[THE PROBLEM] Copy the items below word for word, from the line containing "For every button, label, input, icon, or" through the line containing "profile-avatar[interactable]: K <box>1149", and leave out the pictures.

[EXTRACTED RECORDS]
—————
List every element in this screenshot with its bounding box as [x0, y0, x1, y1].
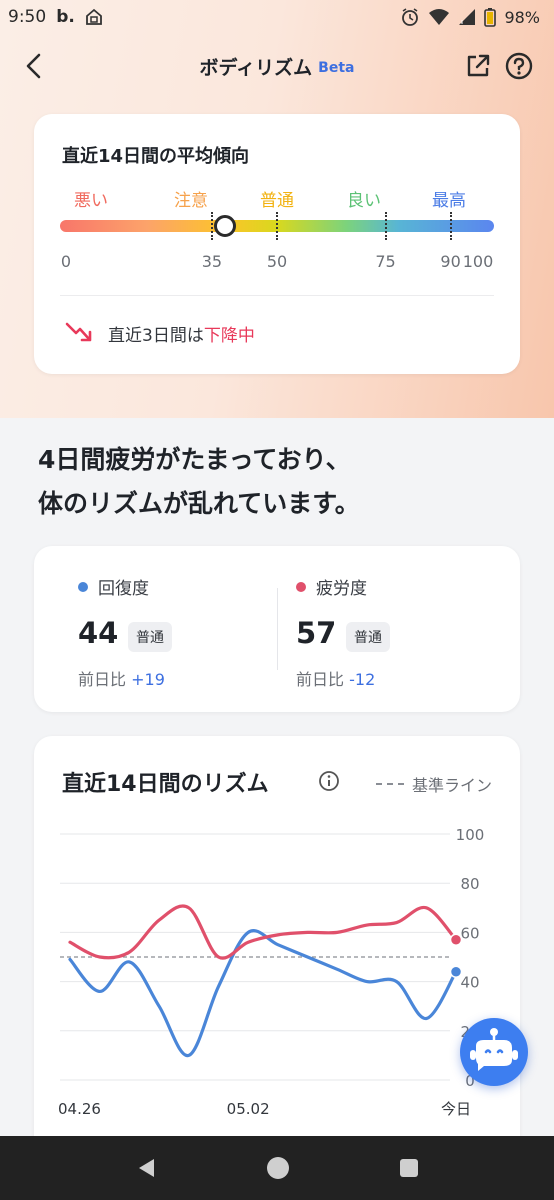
—————
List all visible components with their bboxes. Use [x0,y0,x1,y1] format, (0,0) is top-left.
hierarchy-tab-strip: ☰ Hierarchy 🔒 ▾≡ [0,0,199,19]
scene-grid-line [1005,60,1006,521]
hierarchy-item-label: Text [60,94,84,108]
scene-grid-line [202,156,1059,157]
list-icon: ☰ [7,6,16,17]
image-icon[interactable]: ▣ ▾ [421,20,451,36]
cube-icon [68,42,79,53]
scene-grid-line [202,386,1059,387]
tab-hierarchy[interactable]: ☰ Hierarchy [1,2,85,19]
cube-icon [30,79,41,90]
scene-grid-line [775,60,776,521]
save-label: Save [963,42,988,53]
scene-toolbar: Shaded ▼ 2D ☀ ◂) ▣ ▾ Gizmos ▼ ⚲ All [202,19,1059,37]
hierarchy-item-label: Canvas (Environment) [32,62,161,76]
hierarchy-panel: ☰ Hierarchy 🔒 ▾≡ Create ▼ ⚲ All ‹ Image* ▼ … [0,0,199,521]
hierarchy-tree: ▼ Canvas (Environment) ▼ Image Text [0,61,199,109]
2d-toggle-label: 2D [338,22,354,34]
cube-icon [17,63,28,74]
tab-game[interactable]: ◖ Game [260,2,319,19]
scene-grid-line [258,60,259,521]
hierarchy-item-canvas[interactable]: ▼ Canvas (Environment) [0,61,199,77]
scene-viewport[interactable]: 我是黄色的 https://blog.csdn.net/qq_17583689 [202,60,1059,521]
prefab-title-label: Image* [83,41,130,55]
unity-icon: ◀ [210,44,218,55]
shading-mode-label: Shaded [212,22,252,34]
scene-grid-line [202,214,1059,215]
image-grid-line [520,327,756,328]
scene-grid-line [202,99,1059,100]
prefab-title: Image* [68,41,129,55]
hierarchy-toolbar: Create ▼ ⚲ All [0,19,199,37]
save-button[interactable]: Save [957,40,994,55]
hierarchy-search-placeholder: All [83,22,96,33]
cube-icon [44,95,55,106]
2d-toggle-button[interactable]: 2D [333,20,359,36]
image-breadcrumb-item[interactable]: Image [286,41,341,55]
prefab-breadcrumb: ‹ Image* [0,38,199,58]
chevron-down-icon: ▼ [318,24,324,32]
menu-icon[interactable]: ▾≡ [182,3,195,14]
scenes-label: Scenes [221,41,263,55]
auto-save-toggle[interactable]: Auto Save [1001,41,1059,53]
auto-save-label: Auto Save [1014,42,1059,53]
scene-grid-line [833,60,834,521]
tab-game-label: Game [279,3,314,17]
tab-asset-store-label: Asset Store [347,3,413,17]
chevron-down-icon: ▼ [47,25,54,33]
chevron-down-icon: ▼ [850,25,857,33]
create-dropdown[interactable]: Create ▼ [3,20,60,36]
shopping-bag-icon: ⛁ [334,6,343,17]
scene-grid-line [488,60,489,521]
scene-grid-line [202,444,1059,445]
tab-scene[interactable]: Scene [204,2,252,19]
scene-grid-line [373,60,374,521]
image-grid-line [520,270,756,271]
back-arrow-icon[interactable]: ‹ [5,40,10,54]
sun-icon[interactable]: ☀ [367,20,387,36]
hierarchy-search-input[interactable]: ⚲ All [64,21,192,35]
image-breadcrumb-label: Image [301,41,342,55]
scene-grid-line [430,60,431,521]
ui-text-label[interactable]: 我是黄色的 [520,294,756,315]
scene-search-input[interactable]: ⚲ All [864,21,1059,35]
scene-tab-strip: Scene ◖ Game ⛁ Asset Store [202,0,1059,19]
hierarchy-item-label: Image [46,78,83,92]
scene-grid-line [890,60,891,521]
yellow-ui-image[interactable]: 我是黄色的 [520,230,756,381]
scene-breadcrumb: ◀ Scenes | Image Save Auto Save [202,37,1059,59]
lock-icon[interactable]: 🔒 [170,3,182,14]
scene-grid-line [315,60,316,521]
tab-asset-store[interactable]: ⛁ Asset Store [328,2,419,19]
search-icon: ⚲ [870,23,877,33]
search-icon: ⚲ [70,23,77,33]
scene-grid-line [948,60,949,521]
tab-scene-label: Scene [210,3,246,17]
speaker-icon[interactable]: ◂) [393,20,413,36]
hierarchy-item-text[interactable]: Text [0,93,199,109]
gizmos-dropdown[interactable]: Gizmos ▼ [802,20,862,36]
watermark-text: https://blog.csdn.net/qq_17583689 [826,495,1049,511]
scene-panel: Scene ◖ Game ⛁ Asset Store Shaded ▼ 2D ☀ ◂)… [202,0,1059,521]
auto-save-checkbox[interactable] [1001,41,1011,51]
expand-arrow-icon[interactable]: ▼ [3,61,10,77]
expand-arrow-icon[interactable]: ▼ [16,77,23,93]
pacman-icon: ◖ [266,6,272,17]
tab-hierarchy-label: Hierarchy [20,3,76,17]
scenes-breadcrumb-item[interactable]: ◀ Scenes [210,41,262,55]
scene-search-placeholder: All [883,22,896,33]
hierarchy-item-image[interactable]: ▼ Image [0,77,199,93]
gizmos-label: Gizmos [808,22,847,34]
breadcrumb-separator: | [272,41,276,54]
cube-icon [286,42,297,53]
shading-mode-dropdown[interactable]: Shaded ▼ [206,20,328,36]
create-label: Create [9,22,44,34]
—————
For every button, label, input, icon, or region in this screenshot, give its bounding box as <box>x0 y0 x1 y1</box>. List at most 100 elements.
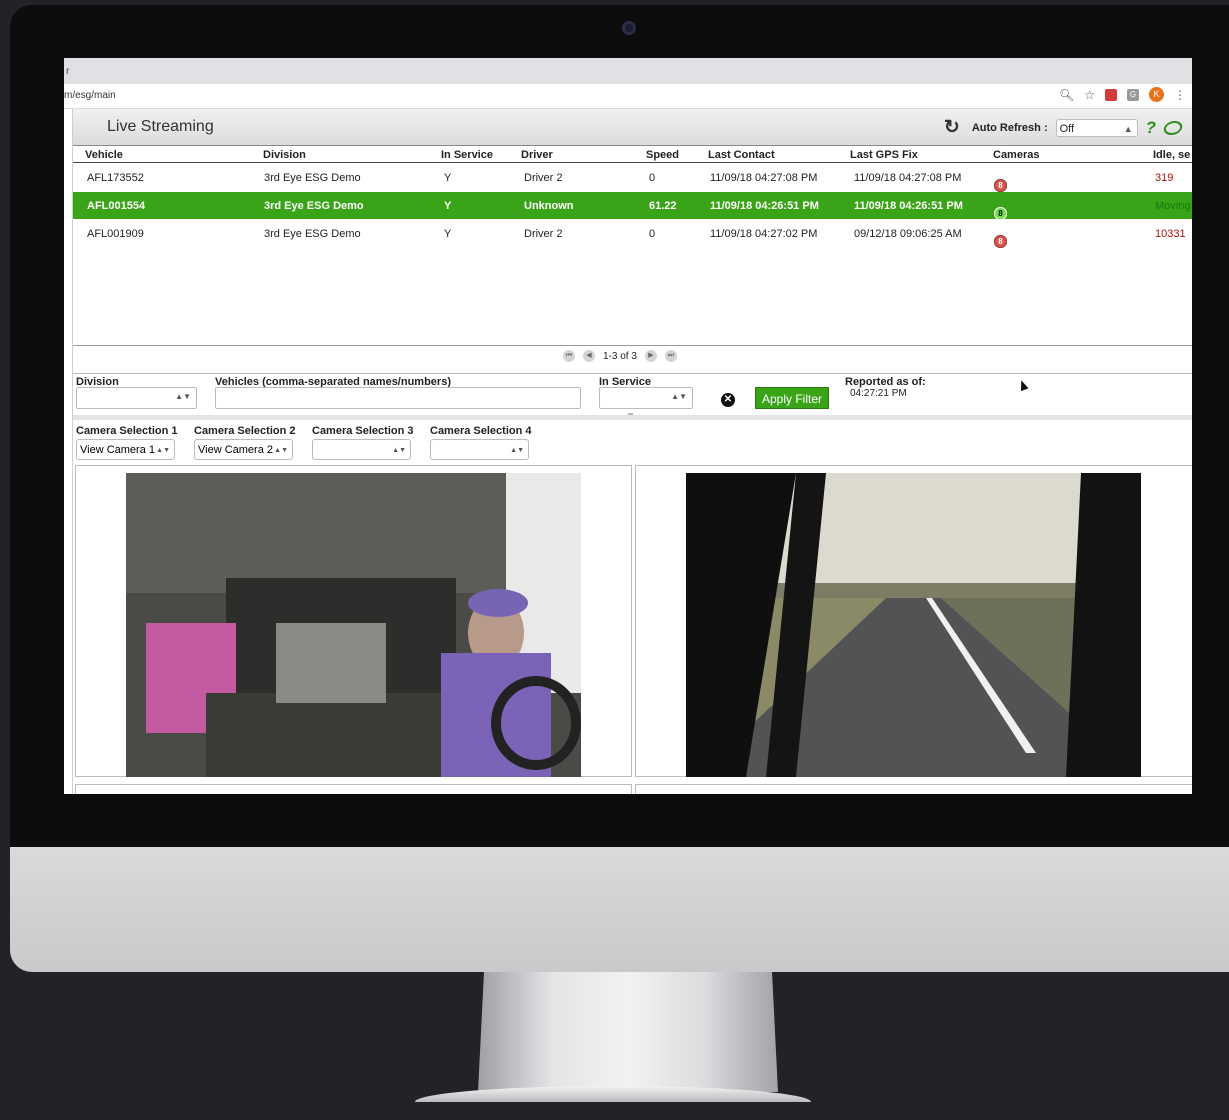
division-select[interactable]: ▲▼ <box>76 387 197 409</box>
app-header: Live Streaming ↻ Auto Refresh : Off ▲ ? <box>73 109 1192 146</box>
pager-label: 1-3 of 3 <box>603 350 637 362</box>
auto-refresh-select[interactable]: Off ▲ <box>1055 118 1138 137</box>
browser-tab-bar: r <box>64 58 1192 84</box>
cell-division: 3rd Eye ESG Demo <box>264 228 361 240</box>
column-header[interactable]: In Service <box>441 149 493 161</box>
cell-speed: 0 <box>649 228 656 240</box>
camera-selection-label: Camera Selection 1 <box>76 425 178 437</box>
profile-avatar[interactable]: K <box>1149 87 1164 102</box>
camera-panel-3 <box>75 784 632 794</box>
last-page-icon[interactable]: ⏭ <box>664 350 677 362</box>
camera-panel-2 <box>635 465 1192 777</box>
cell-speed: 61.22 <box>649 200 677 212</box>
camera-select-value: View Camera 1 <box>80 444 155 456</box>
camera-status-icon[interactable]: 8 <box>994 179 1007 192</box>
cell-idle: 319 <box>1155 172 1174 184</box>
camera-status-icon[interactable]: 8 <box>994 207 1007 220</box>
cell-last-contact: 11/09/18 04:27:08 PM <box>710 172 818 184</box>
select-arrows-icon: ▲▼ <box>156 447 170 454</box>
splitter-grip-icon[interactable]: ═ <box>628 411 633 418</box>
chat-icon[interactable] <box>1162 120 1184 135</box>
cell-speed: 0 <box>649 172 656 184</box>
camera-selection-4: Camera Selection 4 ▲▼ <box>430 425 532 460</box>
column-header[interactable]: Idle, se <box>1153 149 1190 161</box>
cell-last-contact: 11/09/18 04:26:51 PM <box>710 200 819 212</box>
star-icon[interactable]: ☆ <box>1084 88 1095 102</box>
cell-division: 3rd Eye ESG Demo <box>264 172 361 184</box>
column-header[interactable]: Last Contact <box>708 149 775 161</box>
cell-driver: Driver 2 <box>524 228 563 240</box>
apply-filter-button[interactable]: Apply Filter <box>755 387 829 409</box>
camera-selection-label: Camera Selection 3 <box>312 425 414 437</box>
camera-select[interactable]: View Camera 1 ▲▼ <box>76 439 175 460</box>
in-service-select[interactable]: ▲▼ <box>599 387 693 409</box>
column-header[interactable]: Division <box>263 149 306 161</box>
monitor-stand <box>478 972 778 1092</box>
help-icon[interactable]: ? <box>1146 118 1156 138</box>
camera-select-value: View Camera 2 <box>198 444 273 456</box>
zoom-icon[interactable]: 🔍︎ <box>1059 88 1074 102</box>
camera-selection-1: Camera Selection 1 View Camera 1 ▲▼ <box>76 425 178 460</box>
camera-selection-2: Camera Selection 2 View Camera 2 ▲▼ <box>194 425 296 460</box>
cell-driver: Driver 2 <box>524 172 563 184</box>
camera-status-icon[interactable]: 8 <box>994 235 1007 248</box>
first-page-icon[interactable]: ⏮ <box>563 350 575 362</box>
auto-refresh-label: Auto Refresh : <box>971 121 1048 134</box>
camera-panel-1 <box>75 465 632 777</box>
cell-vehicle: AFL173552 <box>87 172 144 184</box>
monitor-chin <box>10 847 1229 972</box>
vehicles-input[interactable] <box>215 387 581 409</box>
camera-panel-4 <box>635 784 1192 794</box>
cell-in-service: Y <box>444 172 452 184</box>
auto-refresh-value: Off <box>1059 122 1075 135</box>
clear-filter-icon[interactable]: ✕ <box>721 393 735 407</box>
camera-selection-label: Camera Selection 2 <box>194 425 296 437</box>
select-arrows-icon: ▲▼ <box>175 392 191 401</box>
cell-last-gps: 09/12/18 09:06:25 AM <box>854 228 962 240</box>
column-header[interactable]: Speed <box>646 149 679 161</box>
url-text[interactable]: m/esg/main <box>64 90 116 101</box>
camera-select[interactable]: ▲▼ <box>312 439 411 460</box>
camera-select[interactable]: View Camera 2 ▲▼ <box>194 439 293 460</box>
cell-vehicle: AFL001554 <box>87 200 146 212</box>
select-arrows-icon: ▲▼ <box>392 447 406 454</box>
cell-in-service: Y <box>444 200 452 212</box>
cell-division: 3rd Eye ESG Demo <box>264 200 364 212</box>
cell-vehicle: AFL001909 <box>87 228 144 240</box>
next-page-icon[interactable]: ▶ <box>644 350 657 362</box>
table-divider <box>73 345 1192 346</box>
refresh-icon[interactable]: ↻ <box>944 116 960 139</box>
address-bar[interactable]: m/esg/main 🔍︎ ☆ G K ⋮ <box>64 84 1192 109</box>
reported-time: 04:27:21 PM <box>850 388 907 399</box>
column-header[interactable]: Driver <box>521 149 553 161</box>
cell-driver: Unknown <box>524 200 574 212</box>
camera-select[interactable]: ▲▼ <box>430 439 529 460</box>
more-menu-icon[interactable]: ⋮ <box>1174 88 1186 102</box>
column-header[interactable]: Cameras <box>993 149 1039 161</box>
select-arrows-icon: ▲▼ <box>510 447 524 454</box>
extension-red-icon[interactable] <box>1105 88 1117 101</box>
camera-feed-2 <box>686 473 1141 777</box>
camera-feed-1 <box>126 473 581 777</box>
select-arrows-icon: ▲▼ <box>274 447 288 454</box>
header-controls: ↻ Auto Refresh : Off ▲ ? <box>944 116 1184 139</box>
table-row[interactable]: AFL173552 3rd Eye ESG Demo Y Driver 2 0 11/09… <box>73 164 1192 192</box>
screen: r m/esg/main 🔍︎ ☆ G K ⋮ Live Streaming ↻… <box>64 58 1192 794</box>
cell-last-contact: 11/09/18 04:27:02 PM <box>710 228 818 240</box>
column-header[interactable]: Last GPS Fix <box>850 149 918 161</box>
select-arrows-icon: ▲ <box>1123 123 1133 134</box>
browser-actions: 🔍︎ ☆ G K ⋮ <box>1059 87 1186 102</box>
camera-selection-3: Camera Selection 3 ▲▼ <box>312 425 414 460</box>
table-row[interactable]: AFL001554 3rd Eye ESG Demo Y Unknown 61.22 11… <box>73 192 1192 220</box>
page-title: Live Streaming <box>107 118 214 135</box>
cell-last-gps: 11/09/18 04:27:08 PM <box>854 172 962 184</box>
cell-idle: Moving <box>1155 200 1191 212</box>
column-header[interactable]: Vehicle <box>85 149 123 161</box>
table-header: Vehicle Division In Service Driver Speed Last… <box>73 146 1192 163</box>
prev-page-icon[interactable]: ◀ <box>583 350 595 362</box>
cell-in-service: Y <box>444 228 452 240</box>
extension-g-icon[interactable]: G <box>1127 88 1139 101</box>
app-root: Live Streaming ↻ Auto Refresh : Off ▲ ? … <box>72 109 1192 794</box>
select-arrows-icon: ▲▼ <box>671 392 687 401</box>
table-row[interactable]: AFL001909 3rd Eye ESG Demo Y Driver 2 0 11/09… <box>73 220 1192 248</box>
—————
[FINAL RESULT]
For every button, label, input, icon, or region in this screenshot, give its bounding box as <box>x0 y0 x1 y1</box>. List at most 100 elements.
division-select[interactable]: ▲▼ <box>76 387 197 409</box>
app-header: Live Streaming ↻ Auto Refresh : Off ▲ ? <box>73 109 1192 146</box>
pager-label: 1-3 of 3 <box>603 350 637 362</box>
auto-refresh-select[interactable]: Off ▲ <box>1055 118 1138 137</box>
browser-tab-bar: r <box>64 58 1192 84</box>
cell-division: 3rd Eye ESG Demo <box>264 228 361 240</box>
column-header[interactable]: In Service <box>441 149 493 161</box>
cell-speed: 0 <box>649 228 656 240</box>
camera-selection-label: Camera Selection 1 <box>76 425 178 437</box>
profile-avatar[interactable]: K <box>1149 87 1164 102</box>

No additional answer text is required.